[REQUIREMENTS]
Repeat every record exactly, but keep images out of the copy.

::: EXTRACTED INFORMATION

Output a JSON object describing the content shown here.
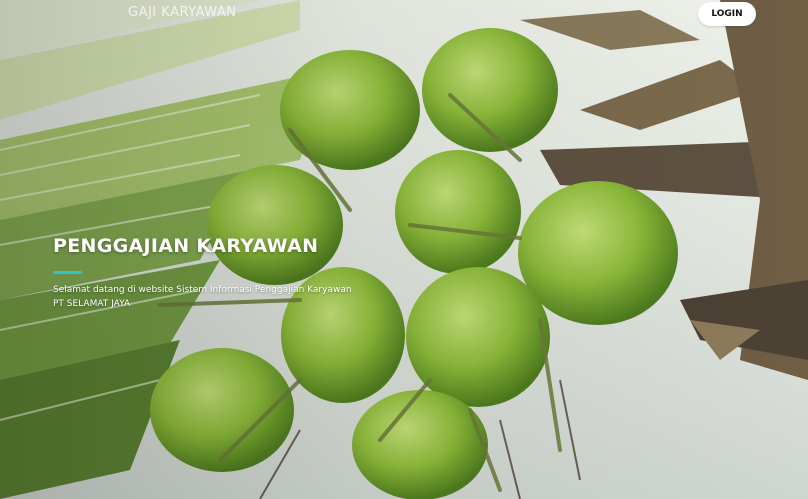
{
  "navbar": {
    "brand": "GAJI KARYAWAN",
    "login_label": "LOGIN"
  },
  "hero": {
    "title": "PENGGAJIAN KARYAWAN",
    "description_line1": "Selamat datang di website Sistem Informasi Penggajian Karyawan",
    "description_line2": "PT SELAMAT JAYA",
    "accent_color": "#2ec4c8",
    "background_image": "coconut-palm-photo"
  }
}
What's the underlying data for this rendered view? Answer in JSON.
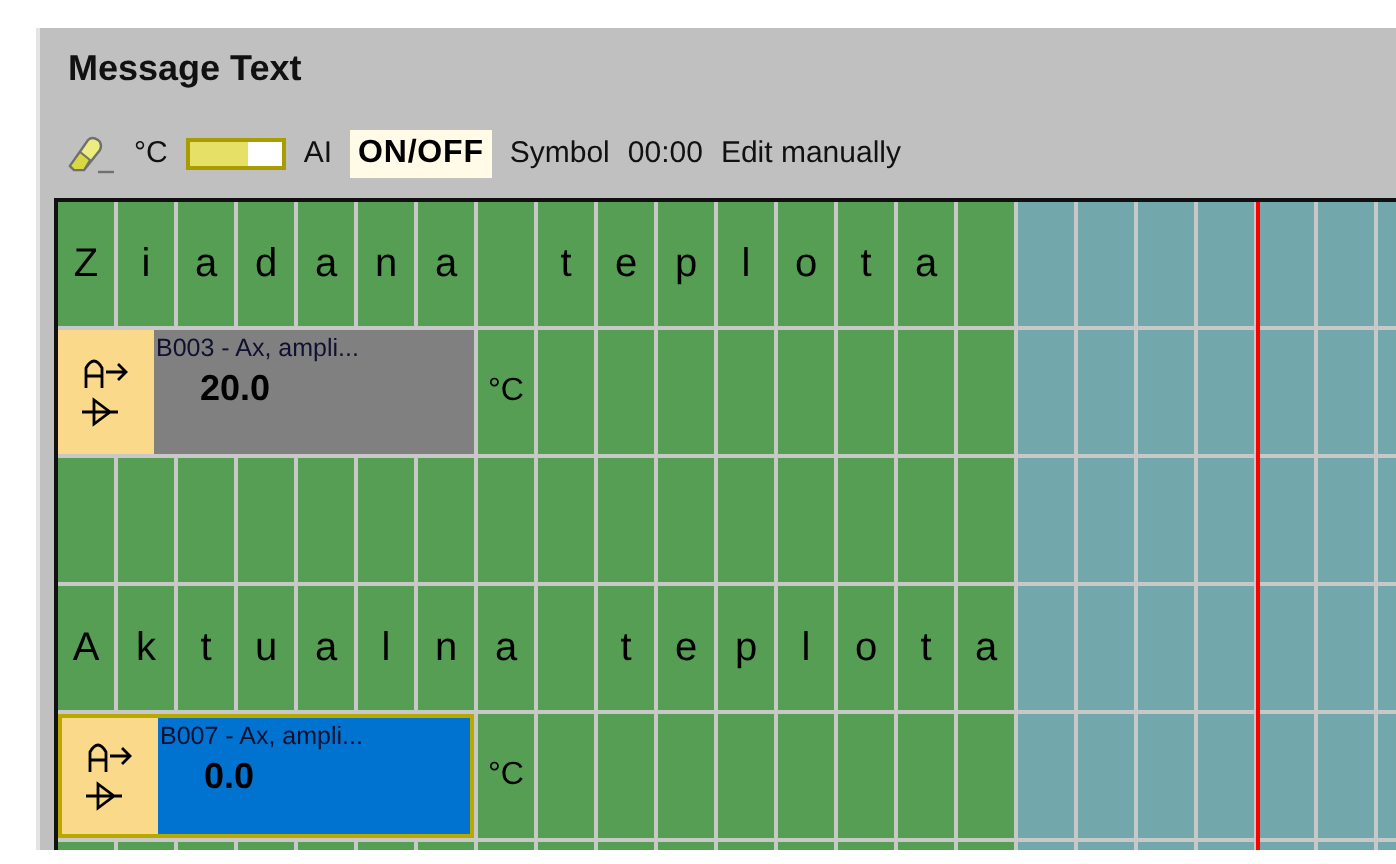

::::::

[REPLY]
Output a JSON object describing the content shown here.
{
  "navbar": {
    "brand": "GAJI KARYAWAN",
    "login_label": "LOGIN"
  },
  "hero": {
    "title": "PENGGAJIAN KARYAWAN",
    "description_line1": "Selamat datang di website Sistem Informasi Penggajian Karyawan",
    "description_line2": "PT SELAMAT JAYA",
    "accent_color": "#2ec4c8",
    "background_image": "coconut-palm-photo"
  }
}
What's the underlying data for this rendered view? Answer in JSON.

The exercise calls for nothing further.